▼

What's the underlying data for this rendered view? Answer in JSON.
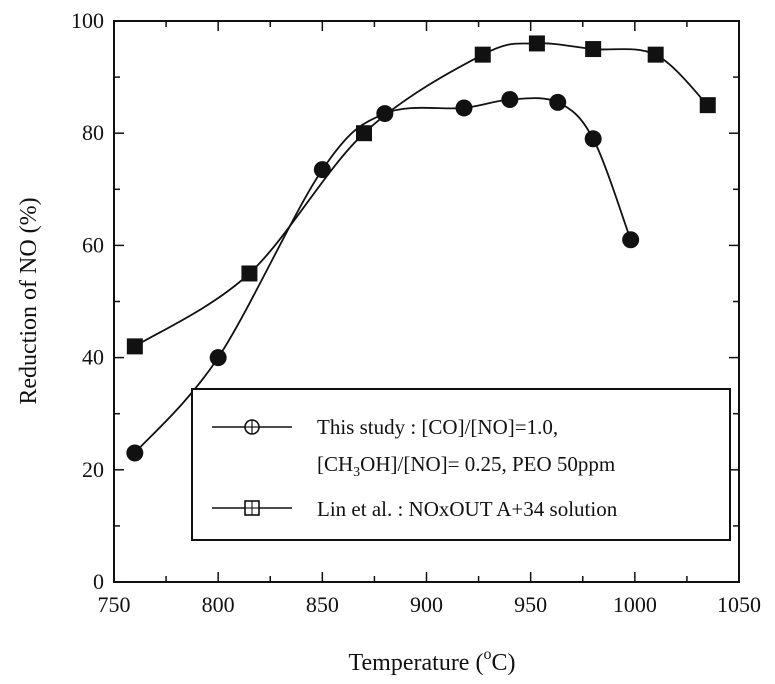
{
  "chart_data": {
    "type": "line",
    "xlabel_main": "Temperature (",
    "xlabel_sup": "o",
    "xlabel_tail": "C)",
    "ylabel": "Reduction of NO (%)",
    "xlim": [
      750,
      1050
    ],
    "ylim": [
      0,
      100
    ],
    "xticks": [
      750,
      800,
      850,
      900,
      950,
      1000,
      1050
    ],
    "yticks": [
      0,
      20,
      40,
      60,
      80,
      100
    ],
    "grid": false,
    "legend_position": "bottom-right",
    "series": [
      {
        "name": "This study : [CO]/[NO]=1.0,",
        "name_line2_pre": "[CH",
        "name_line2_sub": "3",
        "name_line2_post": "OH]/[NO]= 0.25,  PEO 50ppm",
        "marker": "circle",
        "color": "#111111",
        "x": [
          760,
          800,
          850,
          880,
          918,
          940,
          963,
          980,
          998
        ],
        "y": [
          23,
          40,
          73.5,
          83.5,
          84.5,
          86,
          85.5,
          79,
          61
        ]
      },
      {
        "name": "Lin et al. : NOxOUT A+34 solution",
        "marker": "square",
        "color": "#111111",
        "x": [
          760,
          815,
          870,
          927,
          953,
          980,
          1010,
          1035
        ],
        "y": [
          42,
          55,
          80,
          94,
          96,
          95,
          94,
          85
        ]
      }
    ]
  }
}
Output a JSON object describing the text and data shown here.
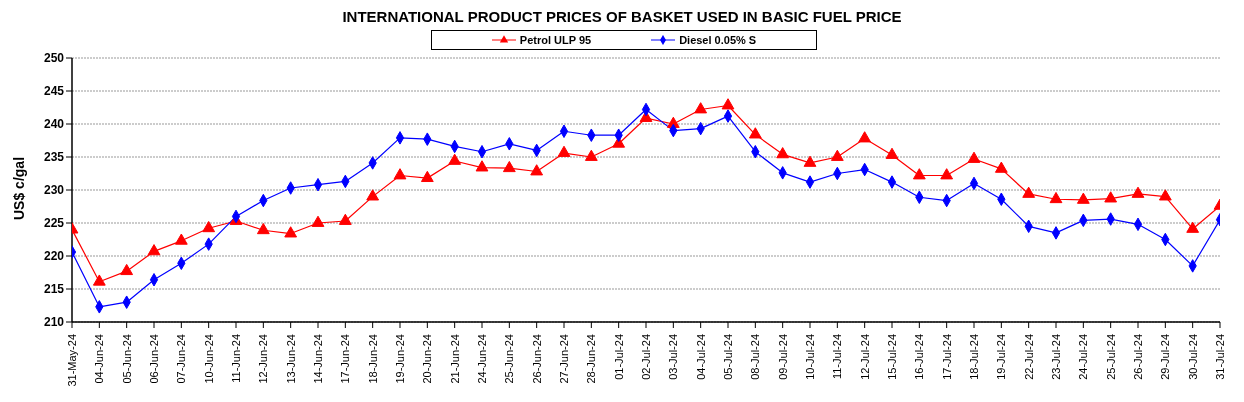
{
  "chart_data": {
    "type": "line",
    "title": "INTERNATIONAL PRODUCT PRICES OF BASKET USED IN BASIC FUEL PRICE",
    "ylabel": "US$ c/gal",
    "categories": [
      "31-May-24",
      "04-Jun-24",
      "05-Jun-24",
      "06-Jun-24",
      "07-Jun-24",
      "10-Jun-24",
      "11-Jun-24",
      "12-Jun-24",
      "13-Jun-24",
      "14-Jun-24",
      "17-Jun-24",
      "18-Jun-24",
      "19-Jun-24",
      "20-Jun-24",
      "21-Jun-24",
      "24-Jun-24",
      "25-Jun-24",
      "26-Jun-24",
      "27-Jun-24",
      "28-Jun-24",
      "01-Jul-24",
      "02-Jul-24",
      "03-Jul-24",
      "04-Jul-24",
      "05-Jul-24",
      "08-Jul-24",
      "09-Jul-24",
      "10-Jul-24",
      "11-Jul-24",
      "12-Jul-24",
      "15-Jul-24",
      "16-Jul-24",
      "17-Jul-24",
      "18-Jul-24",
      "19-Jul-24",
      "22-Jul-24",
      "23-Jul-24",
      "24-Jul-24",
      "25-Jul-24",
      "26-Jul-24",
      "29-Jul-24",
      "30-Jul-24",
      "31-Jul-24"
    ],
    "series": [
      {
        "name": "Petrol ULP 95",
        "color": "#ff0000",
        "marker": "triangle",
        "values": [
          224.0,
          216.1,
          217.7,
          220.7,
          222.3,
          224.2,
          225.3,
          223.9,
          223.4,
          225.0,
          225.3,
          229.0,
          232.2,
          231.8,
          234.4,
          233.4,
          233.3,
          232.8,
          235.6,
          235.0,
          237.0,
          240.9,
          240.0,
          242.2,
          242.8,
          238.4,
          235.4,
          234.1,
          235.0,
          237.8,
          235.3,
          232.2,
          232.2,
          234.7,
          233.2,
          229.4,
          228.6,
          228.5,
          228.7,
          229.4,
          229.0,
          224.1,
          227.6
        ]
      },
      {
        "name": "Diesel 0.05% S",
        "color": "#0000ff",
        "marker": "diamond",
        "values": [
          220.6,
          212.3,
          213.0,
          216.4,
          218.9,
          221.8,
          226.0,
          228.4,
          230.3,
          230.8,
          231.3,
          234.1,
          237.9,
          237.7,
          236.6,
          235.8,
          237.0,
          236.0,
          238.9,
          238.3,
          238.3,
          242.2,
          239.0,
          239.3,
          241.2,
          235.8,
          232.6,
          231.2,
          232.5,
          233.1,
          231.2,
          228.9,
          228.4,
          231.0,
          228.6,
          224.5,
          223.5,
          225.4,
          225.6,
          224.8,
          222.5,
          218.5,
          225.5
        ]
      }
    ],
    "ylim": [
      210,
      250
    ],
    "yticks": [
      210,
      215,
      220,
      225,
      230,
      235,
      240,
      245,
      250
    ],
    "grid": "y",
    "legend": "top",
    "line_style": "solid"
  }
}
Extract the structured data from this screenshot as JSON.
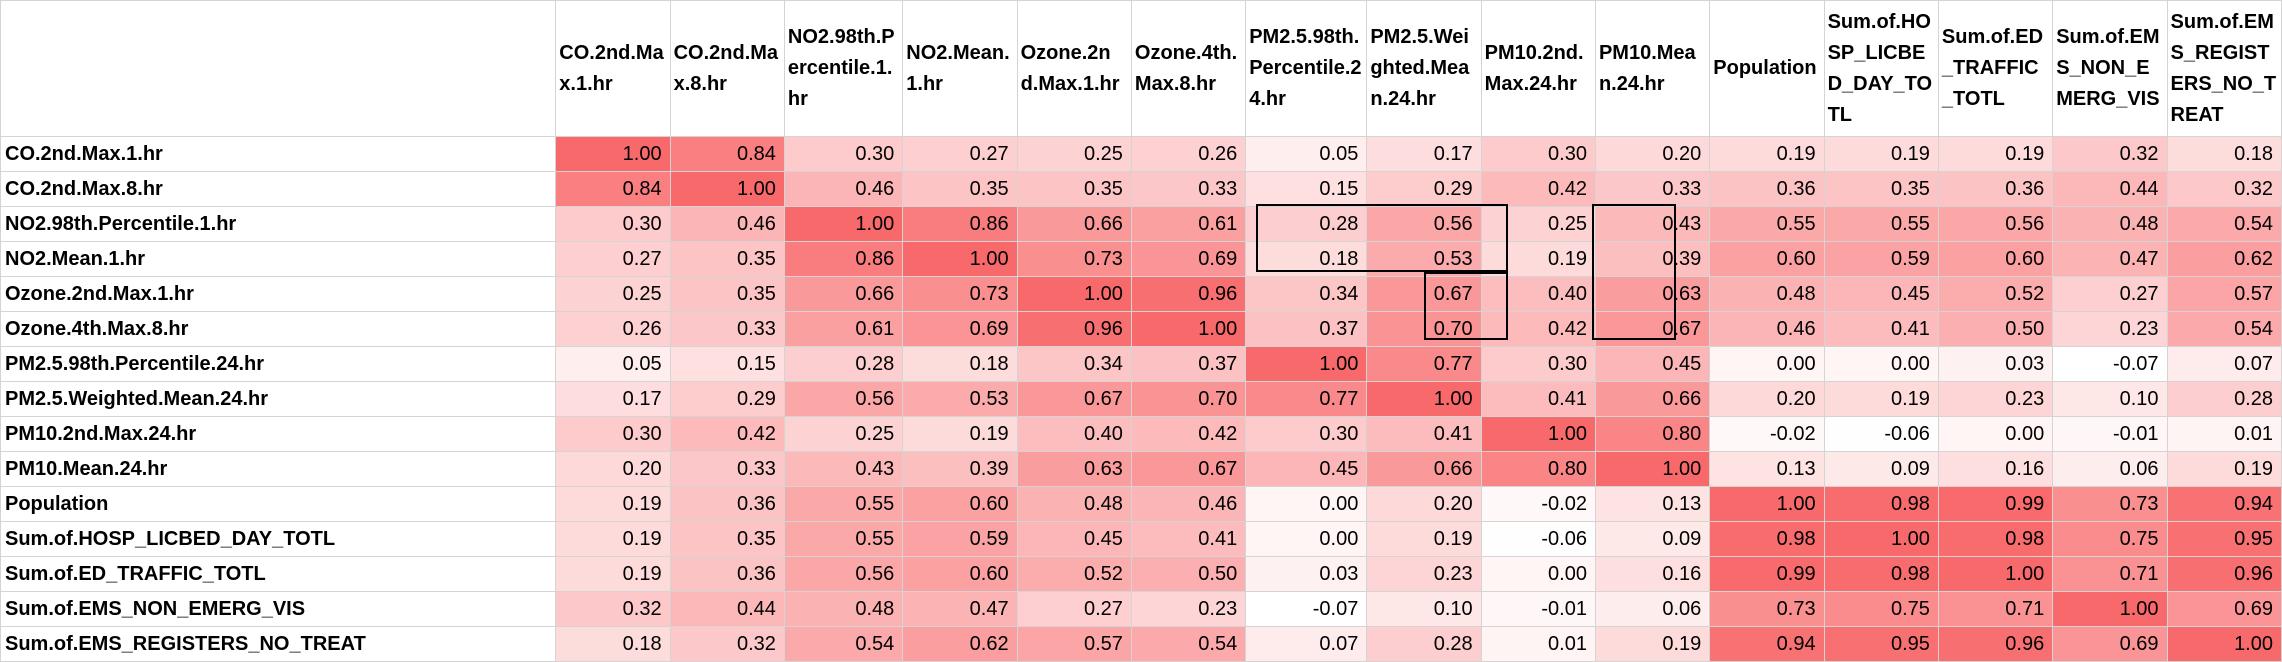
{
  "chart_data": {
    "type": "heatmap",
    "labels": [
      "CO.2nd.Max.1.hr",
      "CO.2nd.Max.8.hr",
      "NO2.98th.Percentile.1.hr",
      "NO2.Mean.1.hr",
      "Ozone.2nd.Max.1.hr",
      "Ozone.4th.Max.8.hr",
      "PM2.5.98th.Percentile.24.hr",
      "PM2.5.Weighted.Mean.24.hr",
      "PM10.2nd.Max.24.hr",
      "PM10.Mean.24.hr",
      "Population",
      "Sum.of.HOSP_LICBED_DAY_TOTL",
      "Sum.of.ED_TRAFFIC_TOTL",
      "Sum.of.EMS_NON_EMERG_VIS",
      "Sum.of.EMS_REGISTERS_NO_TREAT"
    ],
    "values": [
      [
        1.0,
        0.84,
        0.3,
        0.27,
        0.25,
        0.26,
        0.05,
        0.17,
        0.3,
        0.2,
        0.19,
        0.19,
        0.19,
        0.32,
        0.18
      ],
      [
        0.84,
        1.0,
        0.46,
        0.35,
        0.35,
        0.33,
        0.15,
        0.29,
        0.42,
        0.33,
        0.36,
        0.35,
        0.36,
        0.44,
        0.32
      ],
      [
        0.3,
        0.46,
        1.0,
        0.86,
        0.66,
        0.61,
        0.28,
        0.56,
        0.25,
        0.43,
        0.55,
        0.55,
        0.56,
        0.48,
        0.54
      ],
      [
        0.27,
        0.35,
        0.86,
        1.0,
        0.73,
        0.69,
        0.18,
        0.53,
        0.19,
        0.39,
        0.6,
        0.59,
        0.6,
        0.47,
        0.62
      ],
      [
        0.25,
        0.35,
        0.66,
        0.73,
        1.0,
        0.96,
        0.34,
        0.67,
        0.4,
        0.63,
        0.48,
        0.45,
        0.52,
        0.27,
        0.57
      ],
      [
        0.26,
        0.33,
        0.61,
        0.69,
        0.96,
        1.0,
        0.37,
        0.7,
        0.42,
        0.67,
        0.46,
        0.41,
        0.5,
        0.23,
        0.54
      ],
      [
        0.05,
        0.15,
        0.28,
        0.18,
        0.34,
        0.37,
        1.0,
        0.77,
        0.3,
        0.45,
        0.0,
        0.0,
        0.03,
        -0.07,
        0.07
      ],
      [
        0.17,
        0.29,
        0.56,
        0.53,
        0.67,
        0.7,
        0.77,
        1.0,
        0.41,
        0.66,
        0.2,
        0.19,
        0.23,
        0.1,
        0.28
      ],
      [
        0.3,
        0.42,
        0.25,
        0.19,
        0.4,
        0.42,
        0.3,
        0.41,
        1.0,
        0.8,
        -0.02,
        -0.06,
        0.0,
        -0.01,
        0.01
      ],
      [
        0.2,
        0.33,
        0.43,
        0.39,
        0.63,
        0.67,
        0.45,
        0.66,
        0.8,
        1.0,
        0.13,
        0.09,
        0.16,
        0.06,
        0.19
      ],
      [
        0.19,
        0.36,
        0.55,
        0.6,
        0.48,
        0.46,
        0.0,
        0.2,
        -0.02,
        0.13,
        1.0,
        0.98,
        0.99,
        0.73,
        0.94
      ],
      [
        0.19,
        0.35,
        0.55,
        0.59,
        0.45,
        0.41,
        0.0,
        0.19,
        -0.06,
        0.09,
        0.98,
        1.0,
        0.98,
        0.75,
        0.95
      ],
      [
        0.19,
        0.36,
        0.56,
        0.6,
        0.52,
        0.5,
        0.03,
        0.23,
        0.0,
        0.16,
        0.99,
        0.98,
        1.0,
        0.71,
        0.96
      ],
      [
        0.32,
        0.44,
        0.48,
        0.47,
        0.27,
        0.23,
        -0.07,
        0.1,
        -0.01,
        0.06,
        0.73,
        0.75,
        0.71,
        1.0,
        0.69
      ],
      [
        0.18,
        0.32,
        0.54,
        0.62,
        0.57,
        0.54,
        0.07,
        0.28,
        0.01,
        0.19,
        0.94,
        0.95,
        0.96,
        0.69,
        1.0
      ]
    ],
    "range": [
      -0.07,
      1.0
    ],
    "colors": {
      "low": "#ffffff",
      "high": "#f8696b"
    },
    "highlighted_blocks": [
      {
        "rows": [
          2,
          3
        ],
        "cols": [
          10,
          12
        ]
      },
      {
        "rows": [
          2,
          5
        ],
        "cols": [
          14,
          14
        ]
      },
      {
        "rows": [
          4,
          5
        ],
        "cols": [
          12,
          12
        ]
      }
    ]
  }
}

▲

Instructions to follow –
Extract every line containing the string "ylabel" from the data above.

Solved problem –
    "ylabel": "Reduction of NO (%)",
    "ylabel": "US$ c/gal",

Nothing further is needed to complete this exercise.